- RECORDS FOR THE EXERCISE -
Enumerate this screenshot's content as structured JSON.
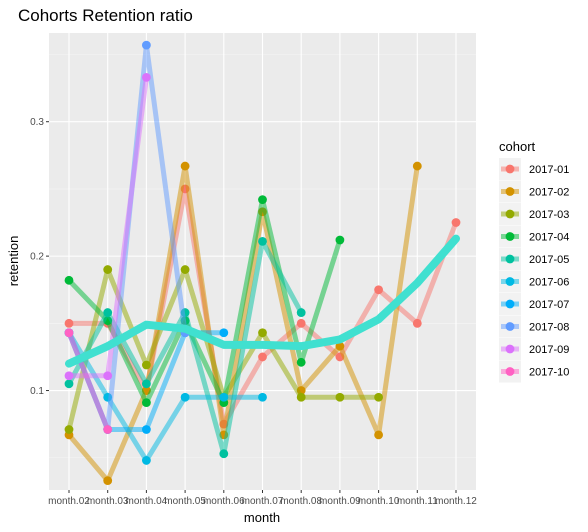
{
  "chart_data": {
    "type": "line",
    "title": "Cohorts Retention ratio",
    "xlabel": "month",
    "ylabel": "retention",
    "categories": [
      "month.02",
      "month.03",
      "month.04",
      "month.05",
      "month.06",
      "month.07",
      "month.08",
      "month.09",
      "month.10",
      "month.11",
      "month.12"
    ],
    "ylim": [
      0.026,
      0.366
    ],
    "yticks": [
      0.1,
      0.2,
      0.3
    ],
    "ytick_labels": [
      "0.1",
      "0.2",
      "0.3"
    ],
    "grid": true,
    "legend_title": "cohort",
    "legend_placement": "right",
    "series": [
      {
        "name": "2017-01",
        "color": "#F8766D",
        "values": [
          0.15,
          0.15,
          0.1,
          0.25,
          0.075,
          0.125,
          0.15,
          0.125,
          0.175,
          0.15,
          0.225
        ]
      },
      {
        "name": "2017-02",
        "color": "#D39200",
        "values": [
          0.067,
          0.033,
          0.1,
          0.267,
          0.067,
          0.233,
          0.1,
          0.133,
          0.067,
          0.267,
          null
        ]
      },
      {
        "name": "2017-03",
        "color": "#93AA00",
        "values": [
          0.071,
          0.19,
          0.119,
          0.19,
          0.095,
          0.143,
          0.095,
          0.095,
          0.095,
          null,
          null
        ]
      },
      {
        "name": "2017-04",
        "color": "#00BA38",
        "values": [
          0.182,
          0.152,
          0.091,
          0.152,
          0.091,
          0.242,
          0.121,
          0.212,
          null,
          null,
          null
        ]
      },
      {
        "name": "2017-05",
        "color": "#00C19F",
        "values": [
          0.105,
          0.158,
          0.105,
          0.158,
          0.053,
          0.211,
          0.158,
          null,
          null,
          null,
          null
        ]
      },
      {
        "name": "2017-06",
        "color": "#00B9E3",
        "values": [
          0.143,
          0.095,
          0.048,
          0.095,
          0.095,
          0.095,
          null,
          null,
          null,
          null,
          null
        ]
      },
      {
        "name": "2017-07",
        "color": "#00ADFA",
        "values": [
          0.143,
          0.071,
          0.071,
          0.143,
          0.143,
          null,
          null,
          null,
          null,
          null,
          null
        ]
      },
      {
        "name": "2017-08",
        "color": "#619CFF",
        "values": [
          0.143,
          0.071,
          0.357,
          0.143,
          null,
          null,
          null,
          null,
          null,
          null,
          null
        ]
      },
      {
        "name": "2017-09",
        "color": "#DB72FB",
        "values": [
          0.111,
          0.111,
          0.333,
          null,
          null,
          null,
          null,
          null,
          null,
          null,
          null
        ]
      },
      {
        "name": "2017-10",
        "color": "#FF61C3",
        "values": [
          0.143,
          0.071,
          null,
          null,
          null,
          null,
          null,
          null,
          null,
          null,
          null
        ]
      }
    ],
    "trend": {
      "color": "#40E0D0",
      "values": [
        0.12,
        0.133,
        0.149,
        0.146,
        0.134,
        0.134,
        0.133,
        0.138,
        0.153,
        0.18,
        0.213
      ]
    }
  }
}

- INSTRUCTIONS TO FOLLOW -
Make an exact copy of the listing above. Do not include the pictures.

- RESPONSE TO THE TASK -
Enumerate this screenshot's content as structured JSON.
{
  "chart_data": {
    "type": "line",
    "title": "Cohorts Retention ratio",
    "xlabel": "month",
    "ylabel": "retention",
    "categories": [
      "month.02",
      "month.03",
      "month.04",
      "month.05",
      "month.06",
      "month.07",
      "month.08",
      "month.09",
      "month.10",
      "month.11",
      "month.12"
    ],
    "ylim": [
      0.026,
      0.366
    ],
    "yticks": [
      0.1,
      0.2,
      0.3
    ],
    "ytick_labels": [
      "0.1",
      "0.2",
      "0.3"
    ],
    "grid": true,
    "legend_title": "cohort",
    "legend_placement": "right",
    "series": [
      {
        "name": "2017-01",
        "color": "#F8766D",
        "values": [
          0.15,
          0.15,
          0.1,
          0.25,
          0.075,
          0.125,
          0.15,
          0.125,
          0.175,
          0.15,
          0.225
        ]
      },
      {
        "name": "2017-02",
        "color": "#D39200",
        "values": [
          0.067,
          0.033,
          0.1,
          0.267,
          0.067,
          0.233,
          0.1,
          0.133,
          0.067,
          0.267,
          null
        ]
      },
      {
        "name": "2017-03",
        "color": "#93AA00",
        "values": [
          0.071,
          0.19,
          0.119,
          0.19,
          0.095,
          0.143,
          0.095,
          0.095,
          0.095,
          null,
          null
        ]
      },
      {
        "name": "2017-04",
        "color": "#00BA38",
        "values": [
          0.182,
          0.152,
          0.091,
          0.152,
          0.091,
          0.242,
          0.121,
          0.212,
          null,
          null,
          null
        ]
      },
      {
        "name": "2017-05",
        "color": "#00C19F",
        "values": [
          0.105,
          0.158,
          0.105,
          0.158,
          0.053,
          0.211,
          0.158,
          null,
          null,
          null,
          null
        ]
      },
      {
        "name": "2017-06",
        "color": "#00B9E3",
        "values": [
          0.143,
          0.095,
          0.048,
          0.095,
          0.095,
          0.095,
          null,
          null,
          null,
          null,
          null
        ]
      },
      {
        "name": "2017-07",
        "color": "#00ADFA",
        "values": [
          0.143,
          0.071,
          0.071,
          0.143,
          0.143,
          null,
          null,
          null,
          null,
          null,
          null
        ]
      },
      {
        "name": "2017-08",
        "color": "#619CFF",
        "values": [
          0.143,
          0.071,
          0.357,
          0.143,
          null,
          null,
          null,
          null,
          null,
          null,
          null
        ]
      },
      {
        "name": "2017-09",
        "color": "#DB72FB",
        "values": [
          0.111,
          0.111,
          0.333,
          null,
          null,
          null,
          null,
          null,
          null,
          null,
          null
        ]
      },
      {
        "name": "2017-10",
        "color": "#FF61C3",
        "values": [
          0.143,
          0.071,
          null,
          null,
          null,
          null,
          null,
          null,
          null,
          null,
          null
        ]
      }
    ],
    "trend": {
      "color": "#40E0D0",
      "values": [
        0.12,
        0.133,
        0.149,
        0.146,
        0.134,
        0.134,
        0.133,
        0.138,
        0.153,
        0.18,
        0.213
      ]
    }
  }
}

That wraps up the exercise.